= 1947 Nicaraguan Constitutional Assembly election =

Constitutional Assembly elections were held in Nicaragua on 3 August 1947.

On the night of 25–26 May 1947 Somoza woke the President Argüello in his bed and told him that he was no longer president of Nicaragua. Somoza forced the National Congress of Nicaragua to convene at 3 am and declare the now ex-president mentally incompetent. At the insistence of the diplomatic corps Argüello was not imprisoned but exiled to Mexico where he died in December that year. Benjamín Lacayo Sacasa was Somoza’s next choice for president, but even the new US administration led by Harry Truman found it impossible to recognize such a blatant corruption of the political process.

President Sacasa announced on 10 June that a Constituent Assembly would convene on 29 August, following the election of delegates on 3 August. The edict also granted juridical status to the Conservative party, and unnamed antidemocratic parties were outlawed. The assembly was charged with writing a new Constitution, electing a new President and Congress, and reorganizing the judiciary. At the same time the government was attempting to establish its legal basis, it suppressed civil liberties.

A decree of 5 July 1947, signed by Provisional President Lacayo, sent the main leaders of the Socialist Party off to internal exile on the island of Ometepe in Lake Nicaragua. They were not accused of doing anything illegal except belonging to a political group that espoused a foreign ideology prohibited by the Constitution.

Amid widespread apathy, elections for the Constituent Assembly were held, as scheduled on 3 August. Only Somoza's Nationalist Liberal Party ticket offered candidates. All other groups abstained. Reports from throughout the country indicated that voting was restricted to government workers and ‘poorly clad peons.

* **SUPPLIED INFORMATION**:
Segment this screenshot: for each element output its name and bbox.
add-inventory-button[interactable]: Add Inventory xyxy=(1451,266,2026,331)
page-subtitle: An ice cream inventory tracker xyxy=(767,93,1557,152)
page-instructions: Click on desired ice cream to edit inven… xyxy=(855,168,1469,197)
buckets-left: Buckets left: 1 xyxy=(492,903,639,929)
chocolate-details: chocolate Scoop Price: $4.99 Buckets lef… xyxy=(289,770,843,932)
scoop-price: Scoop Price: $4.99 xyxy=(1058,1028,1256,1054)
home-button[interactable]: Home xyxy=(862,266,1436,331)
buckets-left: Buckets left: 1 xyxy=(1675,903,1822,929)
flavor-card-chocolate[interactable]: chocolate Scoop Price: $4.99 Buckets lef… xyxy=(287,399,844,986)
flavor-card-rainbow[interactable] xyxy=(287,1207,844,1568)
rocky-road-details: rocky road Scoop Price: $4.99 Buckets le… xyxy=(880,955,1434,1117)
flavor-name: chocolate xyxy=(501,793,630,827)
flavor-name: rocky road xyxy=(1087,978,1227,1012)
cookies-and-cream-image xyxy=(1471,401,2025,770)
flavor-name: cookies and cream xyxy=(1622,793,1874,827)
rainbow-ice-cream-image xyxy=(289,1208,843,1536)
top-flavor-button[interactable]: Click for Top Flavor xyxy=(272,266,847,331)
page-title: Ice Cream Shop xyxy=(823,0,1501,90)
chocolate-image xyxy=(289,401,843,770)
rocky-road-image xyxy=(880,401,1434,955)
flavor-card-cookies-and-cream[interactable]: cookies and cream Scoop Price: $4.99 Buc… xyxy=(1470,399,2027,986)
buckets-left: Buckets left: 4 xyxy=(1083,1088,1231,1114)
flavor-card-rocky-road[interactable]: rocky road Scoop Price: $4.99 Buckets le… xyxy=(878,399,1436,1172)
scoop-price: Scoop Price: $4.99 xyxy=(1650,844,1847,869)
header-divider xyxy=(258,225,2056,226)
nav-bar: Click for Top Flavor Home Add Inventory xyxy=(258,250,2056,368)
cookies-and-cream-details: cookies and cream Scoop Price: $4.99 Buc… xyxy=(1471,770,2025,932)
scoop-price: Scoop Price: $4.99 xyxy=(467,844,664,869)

* **BRIEF 1**: According to the article on the 1947 Nicaraguan Constitutional Assembly election, where were the main leaders of the Socialist Party sent by the decree of 5 July 1947?
* **BRIEF 2**: Translate this sentence from the article on the 1947 Nicaraguan Constitutional Assembly election into Spanish: "Only Somoza's Nationalist Liberal Party ticket offered candidates."
* **BRIEF 3**: Write a continuation of the article on the 1947 Nicaraguan Constitutional Assembly election, starting after its final sentence.

* **TASK OUTPUT 1**: They were sent into internal exile on the island of Ometepe in Lake Nicaragua.

* **TASK OUTPUT 2**: Solo la lista del Partido Liberal Nacionalista de Somoza presentó candidatos.

* **TASK OUTPUT 3**:
“The results appear to have been so meager that the official tallies were not even published in ‘La Gaceta/Diario Oficial’”.

==Results==

| Party |  | Seats |
|  | Nationalist Liberal Party | 38 |
|  | Conservative Nationalist Party | 8 |
|  | Traditional Conservative Party | 3 |
| Total |  | 49 |
Source: Political Handbook of the World

==Bibliography==
- Alexander, Robert J. Communism in Latin America. New Brunswick: Rutgers University Press. 1957.
- Elections in the Americas A Data Handbook Volume 1. North America, Central America, and the Caribbean. Edited by Dieter Nohlen. 2005.
- Leonard, Thomas M. The United States and Central America, 1944–1949. Tuscaloosa: The University of Alabama Press. 1984.
- Merrill, Tim L., ed. Nicaragua : a country study. Washington: Federal Research Division, Library of Congress. 1994.
- Political handbook of the world 1948. New York, 1949.
- Rojas Bolaños, Manuel. “La política.” Historia general de Centroamérica. 1994. San José: FLACSO. Volume five, 1994.
- Smith, Hazel. Nicaragua: self-determination and survival. London : Pluto Press. 1993.
- Walter, Knut. The regime of Anastasio Somoza, 1936–1956. Chapel Hill: The University of North Carolina. 1993.